(Chart and figure data)
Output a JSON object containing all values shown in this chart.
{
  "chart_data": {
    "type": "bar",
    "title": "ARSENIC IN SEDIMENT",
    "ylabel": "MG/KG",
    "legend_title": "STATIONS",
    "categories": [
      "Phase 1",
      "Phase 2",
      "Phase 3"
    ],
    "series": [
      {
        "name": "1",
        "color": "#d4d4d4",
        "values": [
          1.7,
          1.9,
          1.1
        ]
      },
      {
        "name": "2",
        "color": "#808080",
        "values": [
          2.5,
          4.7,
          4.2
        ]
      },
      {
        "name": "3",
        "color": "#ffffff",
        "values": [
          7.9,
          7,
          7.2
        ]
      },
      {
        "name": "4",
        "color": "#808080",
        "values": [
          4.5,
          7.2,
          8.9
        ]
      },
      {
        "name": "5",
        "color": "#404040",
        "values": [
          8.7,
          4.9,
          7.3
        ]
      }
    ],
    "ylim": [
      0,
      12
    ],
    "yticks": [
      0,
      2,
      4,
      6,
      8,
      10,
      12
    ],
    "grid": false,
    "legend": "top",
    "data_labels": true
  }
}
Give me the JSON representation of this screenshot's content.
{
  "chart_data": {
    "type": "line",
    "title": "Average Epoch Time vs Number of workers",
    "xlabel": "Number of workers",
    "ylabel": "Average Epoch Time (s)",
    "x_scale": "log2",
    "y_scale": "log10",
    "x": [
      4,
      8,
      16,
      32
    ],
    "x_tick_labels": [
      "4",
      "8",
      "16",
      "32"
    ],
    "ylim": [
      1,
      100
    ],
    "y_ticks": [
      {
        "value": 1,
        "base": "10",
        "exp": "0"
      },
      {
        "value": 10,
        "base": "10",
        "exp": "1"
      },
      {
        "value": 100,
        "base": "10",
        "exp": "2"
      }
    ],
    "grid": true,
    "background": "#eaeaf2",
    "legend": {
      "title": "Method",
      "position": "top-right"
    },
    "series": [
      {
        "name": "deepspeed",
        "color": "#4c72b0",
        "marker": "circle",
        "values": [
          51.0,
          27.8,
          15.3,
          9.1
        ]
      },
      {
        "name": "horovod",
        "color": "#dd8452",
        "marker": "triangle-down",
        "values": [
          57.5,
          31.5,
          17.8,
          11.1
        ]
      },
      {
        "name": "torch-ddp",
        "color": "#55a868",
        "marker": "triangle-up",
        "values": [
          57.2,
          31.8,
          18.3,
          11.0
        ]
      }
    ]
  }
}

EXERCISE GOAL:
What is the number of lines in the records that contain "this"? Give that number only.

REPLY:
2